*Work instructions*. Reproduce the abstract below on the 18 GHz pilot survey of the southern sky word for word, leaving every character and symbol unchanged.

*Document extract*.
As a pilot study for the first all–sky radio survey at short wavelengths , we have observed 1216 deg ^ { 2 } of the southern sky at 18 GHz ( 16 mm ) using a novel wide–band ( 3.4 GHz bandwidth ) analogue correlator on one baseline of the Australia Telescope Compact Array ( ATCA ) .
We scanned a region of sky between declination -71 ^ { \circ } and -59 ^ { \circ } with an rms noise level of 15 mJy .
Follow–up radio imaging of candidate sources above a 4 \sigma detection limit of 60 mJy resulted in 221 confirmed detections , for which we have measured accurate positions and flux densities .
For extragalactic sources , the survey is roughly 70 % complete at a flux density of 126 mJy and 95 % complete above 300 mJy .
Almost half the detected sources lie within a few degrees of the Galactic plane , but there are 123 sources with |b| > 5 ^ { \circ } which can be assumed to be extragalactic .

*Layout element entries*.
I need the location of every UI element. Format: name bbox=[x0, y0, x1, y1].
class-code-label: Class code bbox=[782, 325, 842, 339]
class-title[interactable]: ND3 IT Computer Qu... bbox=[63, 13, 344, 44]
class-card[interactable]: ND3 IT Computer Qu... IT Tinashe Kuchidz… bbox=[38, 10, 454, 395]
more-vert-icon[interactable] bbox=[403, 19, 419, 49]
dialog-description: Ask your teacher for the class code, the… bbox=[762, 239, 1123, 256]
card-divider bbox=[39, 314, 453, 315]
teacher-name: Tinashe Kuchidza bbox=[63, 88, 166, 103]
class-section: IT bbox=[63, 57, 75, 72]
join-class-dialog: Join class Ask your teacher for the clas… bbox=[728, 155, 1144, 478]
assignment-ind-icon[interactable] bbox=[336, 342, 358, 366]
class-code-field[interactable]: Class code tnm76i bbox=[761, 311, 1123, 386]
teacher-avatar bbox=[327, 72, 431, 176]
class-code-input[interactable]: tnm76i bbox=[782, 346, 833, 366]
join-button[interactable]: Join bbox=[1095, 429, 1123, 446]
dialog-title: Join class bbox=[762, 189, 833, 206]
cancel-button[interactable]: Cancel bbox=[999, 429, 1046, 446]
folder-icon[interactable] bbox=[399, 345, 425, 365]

*Finished exercise*.
As a pilot study for the first all–sky radio survey at short wavelengths , we have observed 1216 deg ^ { 2 } of the southern sky at 18 GHz ( 16 mm ) using a novel wide–band ( 3.4 GHz bandwidth ) analogue correlator on one baseline of the Australia Telescope Compact Array ( ATCA ) .
We scanned a region of sky between declination -71 ^ { \circ } and -59 ^ { \circ } with an rms noise level of 15 mJy .
Follow–up radio imaging of candidate sources above a 4 \sigma detection limit of 60 mJy resulted in 221 confirmed detections , for which we have measured accurate positions and flux densities .
For extragalactic sources , the survey is roughly 70 % complete at a flux density of 126 mJy and 95 % complete above 300 mJy .
Almost half the detected sources lie within a few degrees of the Galactic plane , but there are 123 sources with |b| > 5 ^ { \circ } which can be assumed to be extragalactic .